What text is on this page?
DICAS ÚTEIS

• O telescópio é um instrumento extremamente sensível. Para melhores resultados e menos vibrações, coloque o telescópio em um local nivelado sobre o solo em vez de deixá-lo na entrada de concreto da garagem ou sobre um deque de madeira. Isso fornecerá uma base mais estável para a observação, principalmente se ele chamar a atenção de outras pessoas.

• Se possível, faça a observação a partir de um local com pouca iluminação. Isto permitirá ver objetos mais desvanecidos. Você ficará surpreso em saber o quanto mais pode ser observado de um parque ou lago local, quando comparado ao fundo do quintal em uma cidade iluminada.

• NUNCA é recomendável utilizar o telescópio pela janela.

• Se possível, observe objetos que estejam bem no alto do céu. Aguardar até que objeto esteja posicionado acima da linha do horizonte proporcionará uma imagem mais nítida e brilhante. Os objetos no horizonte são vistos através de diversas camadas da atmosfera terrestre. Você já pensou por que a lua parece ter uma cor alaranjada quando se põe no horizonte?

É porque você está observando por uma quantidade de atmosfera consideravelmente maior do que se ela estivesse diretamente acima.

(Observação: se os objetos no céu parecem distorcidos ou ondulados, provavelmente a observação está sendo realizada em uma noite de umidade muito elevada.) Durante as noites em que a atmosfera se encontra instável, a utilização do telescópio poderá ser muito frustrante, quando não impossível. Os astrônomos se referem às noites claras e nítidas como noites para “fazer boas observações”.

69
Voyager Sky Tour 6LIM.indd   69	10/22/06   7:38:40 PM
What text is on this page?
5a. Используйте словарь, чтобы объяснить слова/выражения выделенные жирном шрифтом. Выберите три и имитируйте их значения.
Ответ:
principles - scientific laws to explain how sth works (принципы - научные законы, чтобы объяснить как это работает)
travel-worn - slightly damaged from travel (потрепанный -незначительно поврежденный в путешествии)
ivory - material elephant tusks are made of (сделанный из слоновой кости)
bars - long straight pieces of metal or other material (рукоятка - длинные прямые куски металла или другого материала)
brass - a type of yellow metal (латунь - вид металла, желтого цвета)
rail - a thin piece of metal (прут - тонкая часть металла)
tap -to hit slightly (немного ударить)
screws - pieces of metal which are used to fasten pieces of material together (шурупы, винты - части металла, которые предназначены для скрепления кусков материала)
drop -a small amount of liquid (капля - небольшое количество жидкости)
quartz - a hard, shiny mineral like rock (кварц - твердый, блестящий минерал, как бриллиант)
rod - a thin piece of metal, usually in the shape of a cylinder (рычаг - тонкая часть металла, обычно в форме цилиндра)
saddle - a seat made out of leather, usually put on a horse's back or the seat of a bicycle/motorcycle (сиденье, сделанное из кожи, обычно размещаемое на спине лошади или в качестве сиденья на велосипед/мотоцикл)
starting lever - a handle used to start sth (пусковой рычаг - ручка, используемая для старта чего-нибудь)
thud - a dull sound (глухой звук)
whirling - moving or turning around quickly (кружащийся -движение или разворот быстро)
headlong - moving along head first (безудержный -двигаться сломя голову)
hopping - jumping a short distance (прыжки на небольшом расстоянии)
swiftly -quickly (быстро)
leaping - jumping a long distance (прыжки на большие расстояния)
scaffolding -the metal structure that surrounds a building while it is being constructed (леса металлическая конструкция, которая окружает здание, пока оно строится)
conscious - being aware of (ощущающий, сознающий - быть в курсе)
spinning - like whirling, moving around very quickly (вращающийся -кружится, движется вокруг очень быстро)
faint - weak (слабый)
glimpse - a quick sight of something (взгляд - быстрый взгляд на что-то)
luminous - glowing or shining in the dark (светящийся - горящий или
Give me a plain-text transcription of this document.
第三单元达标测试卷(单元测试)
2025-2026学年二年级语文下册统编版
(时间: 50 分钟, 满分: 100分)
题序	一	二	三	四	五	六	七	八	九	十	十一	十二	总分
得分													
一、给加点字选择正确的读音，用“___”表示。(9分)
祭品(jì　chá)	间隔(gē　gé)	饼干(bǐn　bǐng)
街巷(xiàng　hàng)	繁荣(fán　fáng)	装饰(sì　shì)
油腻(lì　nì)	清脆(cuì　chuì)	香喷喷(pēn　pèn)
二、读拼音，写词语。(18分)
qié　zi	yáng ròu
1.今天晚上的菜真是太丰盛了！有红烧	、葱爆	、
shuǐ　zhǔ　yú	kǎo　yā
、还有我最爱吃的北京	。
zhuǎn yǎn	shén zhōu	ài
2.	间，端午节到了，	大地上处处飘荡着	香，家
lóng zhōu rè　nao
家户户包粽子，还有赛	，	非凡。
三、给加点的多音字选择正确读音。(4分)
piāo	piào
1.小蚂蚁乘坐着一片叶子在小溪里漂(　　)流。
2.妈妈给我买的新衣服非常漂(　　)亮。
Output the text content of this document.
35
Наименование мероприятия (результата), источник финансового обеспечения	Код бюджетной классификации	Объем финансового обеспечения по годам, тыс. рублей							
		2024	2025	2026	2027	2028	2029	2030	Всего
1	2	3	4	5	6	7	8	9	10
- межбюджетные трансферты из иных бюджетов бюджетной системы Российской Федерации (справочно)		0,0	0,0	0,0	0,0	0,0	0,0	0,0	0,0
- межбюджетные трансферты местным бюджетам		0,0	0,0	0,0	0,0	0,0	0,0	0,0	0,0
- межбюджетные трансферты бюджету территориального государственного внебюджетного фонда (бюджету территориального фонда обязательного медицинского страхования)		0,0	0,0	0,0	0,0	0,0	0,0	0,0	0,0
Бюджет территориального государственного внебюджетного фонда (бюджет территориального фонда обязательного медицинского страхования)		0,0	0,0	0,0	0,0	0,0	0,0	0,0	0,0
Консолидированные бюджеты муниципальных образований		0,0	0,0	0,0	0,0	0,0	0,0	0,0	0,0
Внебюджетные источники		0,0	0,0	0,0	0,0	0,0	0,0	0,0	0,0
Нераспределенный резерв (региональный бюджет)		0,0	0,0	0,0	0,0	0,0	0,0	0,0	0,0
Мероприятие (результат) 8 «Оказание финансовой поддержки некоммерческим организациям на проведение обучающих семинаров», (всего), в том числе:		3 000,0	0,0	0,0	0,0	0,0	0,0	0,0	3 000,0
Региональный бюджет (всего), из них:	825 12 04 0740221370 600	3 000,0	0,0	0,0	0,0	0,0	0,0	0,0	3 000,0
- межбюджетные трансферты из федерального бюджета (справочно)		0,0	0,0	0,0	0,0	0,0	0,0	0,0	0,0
= = = = = = =
--- Task to complete ---
Repeat the listing in full, keeping every line exactly as it is.

--- Finished exercise ---
What text is on this page?
DICAS ÚTEIS

• O telescópio é um instrumento extremamente sensível. Para melhores resultados e menos vibrações, coloque o telescópio em um local nivelado sobre o solo em vez de deixá-lo na entrada de concreto da garagem ou sobre um deque de madeira. Isso fornecerá uma base mais estável para a observação, principalmente se ele chamar a atenção de outras pessoas.

• Se possível, faça a observação a partir de um local com pouca iluminação. Isto permitirá ver objetos mais desvanecidos. Você ficará surpreso em saber o quanto mais pode ser observado de um parque ou lago local, quando comparado ao fundo do quintal em uma cidade iluminada.

• NUNCA é recomendável utilizar o telescópio pela janela.

• Se possível, observe objetos que estejam bem no alto do céu. Aguardar até que objeto esteja posicionado acima da linha do horizonte proporcionará uma imagem mais nítida e brilhante. Os objetos no horizonte são vistos através de diversas camadas da atmosfera terrestre. Você já pensou por que a lua parece ter uma cor alaranjada quando se põe no horizonte?

É porque você está observando por uma quantidade de atmosfera consideravelmente maior do que se ela estivesse diretamente acima.

(Observação: se os objetos no céu parecem distorcidos ou ondulados, provavelmente a observação está sendo realizada em uma noite de umidade muito elevada.) Durante as noites em que a atmosfera se encontra instável, a utilização do telescópio poderá ser muito frustrante, quando não impossível. Os astrônomos se referem às noites claras e nítidas como noites para “fazer boas observações”.

69
Voyager Sky Tour 6LIM.indd   69	10/22/06   7:38:40 PM
What text is on this page?
5a. Используйте словарь, чтобы объяснить слова/выражения выделенные жирном шрифтом. Выберите три и имитируйте их значения.
Ответ:
principles - scientific laws to explain how sth works (принципы - научные законы, чтобы объяснить как это работает)
travel-worn - slightly damaged from travel (потрепанный -незначительно поврежденный в путешествии)
ivory - material elephant tusks are made of (сделанный из слоновой кости)
bars - long straight pieces of metal or other material (рукоятка - длинные прямые куски металла или другого материала)
brass - a type of yellow metal (латунь - вид металла, желтого цвета)
rail - a thin piece of metal (прут - тонкая часть металла)
tap -to hit slightly (немного ударить)
screws - pieces of metal which are used to fasten pieces of material together (шурупы, винты - части металла, которые предназначены для скрепления кусков материала)
drop -a small amount of liquid (капля - небольшое количество жидкости)
quartz - a hard, shiny mineral like rock (кварц - твердый, блестящий минерал, как бриллиант)
rod - a thin piece of metal, usually in the shape of a cylinder (рычаг - тонкая часть металла, обычно в форме цилиндра)
saddle - a seat made out of leather, usually put on a horse's back or the seat of a bicycle/motorcycle (сиденье, сделанное из кожи, обычно размещаемое на спине лошади или в качестве сиденья на велосипед/мотоцикл)
starting lever - a handle used to start sth (пусковой рычаг - ручка, используемая для старта чего-нибудь)
thud - a dull sound (глухой звук)
whirling - moving or turning around quickly (кружащийся -движение или разворот быстро)
headlong - moving along head first (безудержный -двигаться сломя голову)
hopping - jumping a short distance (прыжки на небольшом расстоянии)
swiftly -quickly (быстро)
leaping - jumping a long distance (прыжки на большие расстояния)
scaffolding -the metal structure that surrounds a building while it is being constructed (леса металлическая конструкция, которая окружает здание, пока оно строится)
conscious - being aware of (ощущающий, сознающий - быть в курсе)
spinning - like whirling, moving around very quickly (вращающийся -кружится, движется вокруг очень быстро)
faint - weak (слабый)
glimpse - a quick sight of something (взгляд - быстрый взгляд на что-то)
luminous - glowing or shining in the dark (светящийся - горящий или
Give me a plain-text transcription of this document.
第三单元达标测试卷(单元测试)
2025-2026学年二年级语文下册统编版
(时间: 50 分钟, 满分: 100分)
题序	一	二	三	四	五	六	七	八	九	十	十一	十二	总分
得分													
一、给加点字选择正确的读音，用“___”表示。(9分)
祭品(jì　chá)	间隔(gē　gé)	饼干(bǐn　bǐng)
街巷(xiàng　hàng)	繁荣(fán　fáng)	装饰(sì　shì)
油腻(lì　nì)	清脆(cuì　chuì)	香喷喷(pēn　pèn)
二、读拼音，写词语。(18分)
qié　zi	yáng ròu
1.今天晚上的菜真是太丰盛了！有红烧	、葱爆	、
shuǐ　zhǔ　yú	kǎo　yā
、还有我最爱吃的北京	。
zhuǎn yǎn	shén zhōu	ài
2.	间，端午节到了，	大地上处处飘荡着	香，家
lóng zhōu rè　nao
家户户包粽子，还有赛	，	非凡。
三、给加点的多音字选择正确读音。(4分)
piāo	piào
1.小蚂蚁乘坐着一片叶子在小溪里漂(　　)流。
2.妈妈给我买的新衣服非常漂(　　)亮。
Output the text content of this document.
35
Наименование мероприятия (результата), источник финансового обеспечения	Код бюджетной классификации	Объем финансового обеспечения по годам, тыс. рублей							
		2024	2025	2026	2027	2028	2029	2030	Всего
1	2	3	4	5	6	7	8	9	10
- межбюджетные трансферты из иных бюджетов бюджетной системы Российской Федерации (справочно)		0,0	0,0	0,0	0,0	0,0	0,0	0,0	0,0
- межбюджетные трансферты местным бюджетам		0,0	0,0	0,0	0,0	0,0	0,0	0,0	0,0
- межбюджетные трансферты бюджету территориального государственного внебюджетного фонда (бюджету территориального фонда обязательного медицинского страхования)		0,0	0,0	0,0	0,0	0,0	0,0	0,0	0,0
Бюджет территориального государственного внебюджетного фонда (бюджет территориального фонда обязательного медицинского страхования)		0,0	0,0	0,0	0,0	0,0	0,0	0,0	0,0
Консолидированные бюджеты муниципальных образований		0,0	0,0	0,0	0,0	0,0	0,0	0,0	0,0
Внебюджетные источники		0,0	0,0	0,0	0,0	0,0	0,0	0,0	0,0
Нераспределенный резерв (региональный бюджет)		0,0	0,0	0,0	0,0	0,0	0,0	0,0	0,0
Мероприятие (результат) 8 «Оказание финансовой поддержки некоммерческим организациям на проведение обучающих семинаров», (всего), в том числе:		3 000,0	0,0	0,0	0,0	0,0	0,0	0,0	3 000,0
Региональный бюджет (всего), из них:	825 12 04 0740221370 600	3 000,0	0,0	0,0	0,0	0,0	0,0	0,0	3 000,0
- межбюджетные трансферты из федерального бюджета (справочно)		0,0	0,0	0,0	0,0	0,0	0,0	0,0	0,0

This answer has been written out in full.